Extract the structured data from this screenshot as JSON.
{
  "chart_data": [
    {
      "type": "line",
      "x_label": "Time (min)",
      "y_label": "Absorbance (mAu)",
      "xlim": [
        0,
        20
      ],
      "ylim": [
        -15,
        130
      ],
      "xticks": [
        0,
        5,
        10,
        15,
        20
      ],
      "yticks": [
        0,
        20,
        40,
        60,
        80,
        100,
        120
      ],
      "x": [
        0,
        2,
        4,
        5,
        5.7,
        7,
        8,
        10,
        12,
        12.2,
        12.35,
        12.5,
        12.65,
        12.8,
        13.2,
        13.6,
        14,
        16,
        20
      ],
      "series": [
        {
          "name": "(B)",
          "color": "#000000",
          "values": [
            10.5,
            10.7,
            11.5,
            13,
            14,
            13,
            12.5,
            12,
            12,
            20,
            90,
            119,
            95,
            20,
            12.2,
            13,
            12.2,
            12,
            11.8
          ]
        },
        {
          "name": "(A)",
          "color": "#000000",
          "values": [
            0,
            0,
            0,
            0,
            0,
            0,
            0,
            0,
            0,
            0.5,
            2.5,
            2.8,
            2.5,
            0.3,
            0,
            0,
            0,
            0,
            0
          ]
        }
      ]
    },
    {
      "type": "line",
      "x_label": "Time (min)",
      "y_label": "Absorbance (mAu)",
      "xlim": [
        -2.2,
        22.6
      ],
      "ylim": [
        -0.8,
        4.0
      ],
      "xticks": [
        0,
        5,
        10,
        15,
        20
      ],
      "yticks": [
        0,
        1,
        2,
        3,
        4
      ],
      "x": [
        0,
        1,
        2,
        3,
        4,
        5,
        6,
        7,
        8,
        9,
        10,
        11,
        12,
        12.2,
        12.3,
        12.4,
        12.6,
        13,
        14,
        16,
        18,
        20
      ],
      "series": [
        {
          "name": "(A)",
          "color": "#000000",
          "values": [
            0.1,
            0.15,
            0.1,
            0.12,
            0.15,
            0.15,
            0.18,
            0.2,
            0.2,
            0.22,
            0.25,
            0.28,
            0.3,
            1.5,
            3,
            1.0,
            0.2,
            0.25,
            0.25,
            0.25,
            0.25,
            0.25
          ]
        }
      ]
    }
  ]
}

-------------------------

▸ EXERCISE DESCRIPTION
Print the records above exactly as they appear.

▸ CORRECT RESULT
Extract the structured data from this screenshot as JSON.
{
  "chart_data": [
    {
      "type": "line",
      "x_label": "Time (min)",
      "y_label": "Absorbance (mAu)",
      "xlim": [
        0,
        20
      ],
      "ylim": [
        -15,
        130
      ],
      "xticks": [
        0,
        5,
        10,
        15,
        20
      ],
      "yticks": [
        0,
        20,
        40,
        60,
        80,
        100,
        120
      ],
      "x": [
        0,
        2,
        4,
        5,
        5.7,
        7,
        8,
        10,
        12,
        12.2,
        12.35,
        12.5,
        12.65,
        12.8,
        13.2,
        13.6,
        14,
        16,
        20
      ],
      "series": [
        {
          "name": "(B)",
          "color": "#000000",
          "values": [
            10.5,
            10.7,
            11.5,
            13,
            14,
            13,
            12.5,
            12,
            12,
            20,
            90,
            119,
            95,
            20,
            12.2,
            13,
            12.2,
            12,
            11.8
          ]
        },
        {
          "name": "(A)",
          "color": "#000000",
          "values": [
            0,
            0,
            0,
            0,
            0,
            0,
            0,
            0,
            0,
            0.5,
            2.5,
            2.8,
            2.5,
            0.3,
            0,
            0,
            0,
            0,
            0
          ]
        }
      ]
    },
    {
      "type": "line",
      "x_label": "Time (min)",
      "y_label": "Absorbance (mAu)",
      "xlim": [
        -2.2,
        22.6
      ],
      "ylim": [
        -0.8,
        4.0
      ],
      "xticks": [
        0,
        5,
        10,
        15,
        20
      ],
      "yticks": [
        0,
        1,
        2,
        3,
        4
      ],
      "x": [
        0,
        1,
        2,
        3,
        4,
        5,
        6,
        7,
        8,
        9,
        10,
        11,
        12,
        12.2,
        12.3,
        12.4,
        12.6,
        13,
        14,
        16,
        18,
        20
      ],
      "series": [
        {
          "name": "(A)",
          "color": "#000000",
          "values": [
            0.1,
            0.15,
            0.1,
            0.12,
            0.15,
            0.15,
            0.18,
            0.2,
            0.2,
            0.22,
            0.25,
            0.28,
            0.3,
            1.5,
            3,
            1.0,
            0.2,
            0.25,
            0.25,
            0.25,
            0.25,
            0.25
          ]
        }
      ]
    }
  ]
}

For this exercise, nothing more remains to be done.